(OBJECTIVE 1) According to the article on motor vehicle report fees, what was the nationwide average MVR fee as of January 1, 2017?
(OBJECTIVE 2) Pick up the article on motor vehicle report fees after its final sentence and write the next part.

(DOCUMENT EXCERPT)

Average fees for motor vehicle reports approach double digits

Average fees for motor vehicle reports approach double digits

An updated iiX analysis confirms that motor vehicle report (MVR) fees have continued to increase over the past decade, during which time state registry fees reached a cumulative 50 percent rise nationwide. Across the country, the average MVR fee stood at $9.64 as of January 1, 2017, compared with roughly $6.50 ten years ago.

Our ten-year analysis of fees revealed that MVR costs grew at an average annual rate of 3.9 percent. MVR costs vary dramatically by state, and many states have increased MVR fees. In total, 36 states and the District of Columbia increased MVR fees over the past decade.

Recent changes

Last year, the following states increased their fees: Alaska (from $5 to $10), Louisiana ($16 to $18), Michigan ($8 to $11), North Carolina ($8 to $10), Vermont ($17 to $18), and Virginia ($7 to $8). Tennessee will change its MVR fees from $7 to $7.50, effective April 1, 2017.

(DATA SUPPLIED)
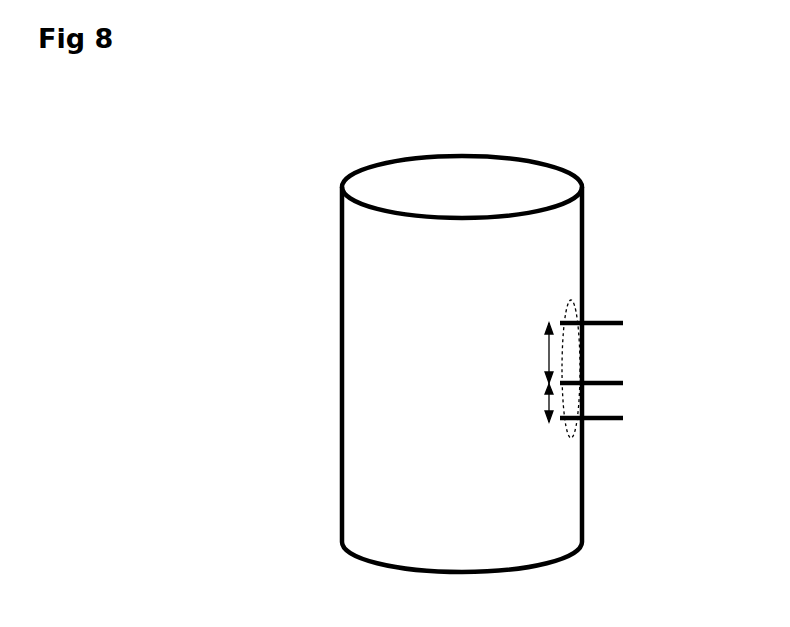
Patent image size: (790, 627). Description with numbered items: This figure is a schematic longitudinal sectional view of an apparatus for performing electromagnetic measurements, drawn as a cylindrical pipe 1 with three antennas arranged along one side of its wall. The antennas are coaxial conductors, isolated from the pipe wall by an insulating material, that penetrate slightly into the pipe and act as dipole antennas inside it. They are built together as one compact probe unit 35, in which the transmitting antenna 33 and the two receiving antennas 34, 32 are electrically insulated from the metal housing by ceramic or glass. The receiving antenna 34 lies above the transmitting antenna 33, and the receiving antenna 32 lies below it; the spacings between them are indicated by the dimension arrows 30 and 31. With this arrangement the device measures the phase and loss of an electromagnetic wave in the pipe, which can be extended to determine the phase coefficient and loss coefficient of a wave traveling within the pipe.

The cylindrical body 1 is at (342, 352).
The first distance 30 is at (548, 355).
The second distance 31 is at (548, 405).
The receiving antenna 32 is at (620, 420).
The transmitting antenna 33 is at (623, 383).
The receiving antenna 34 is at (623, 323).
The compact probe unit 35 is at (568, 300).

(TASK OUTPUT 1) $9.64

(TASK OUTPUT 2)
Increases have impact on employers

Since employers rely on MVR reports to screen job applicants—especially in industries such as trucking and transportation—these fee hikes can have a significant impact. Compared with other background screening tools, MVR reports are relatively inexpensive and return results quickly. Therefore, they’re often ordered to screen for the best candidates. A review of employee MVR reports is critical when evaluating prospective employees whose jobs require them to spend time behind the wheel. Such reviews may even be mandated by Federal Motor Carrier Safety Administration regulations, requirements of educational entities and state or local healthcare boards, and other government protocols.

Methods to manage costs and risks

There are many ways for employers to save on the rising cost of ordering MVRs while still managing risk accurately.

One new initiative we’re involved in is the Texas Driver Record Monitoring Service (DRMS) pilot, which is expected to launch in June. iiX is working with Texas to enable employers to monitor the driving records of Texas-licensed employees for adverse activity, such as a driver’s license status change or a new moving violation.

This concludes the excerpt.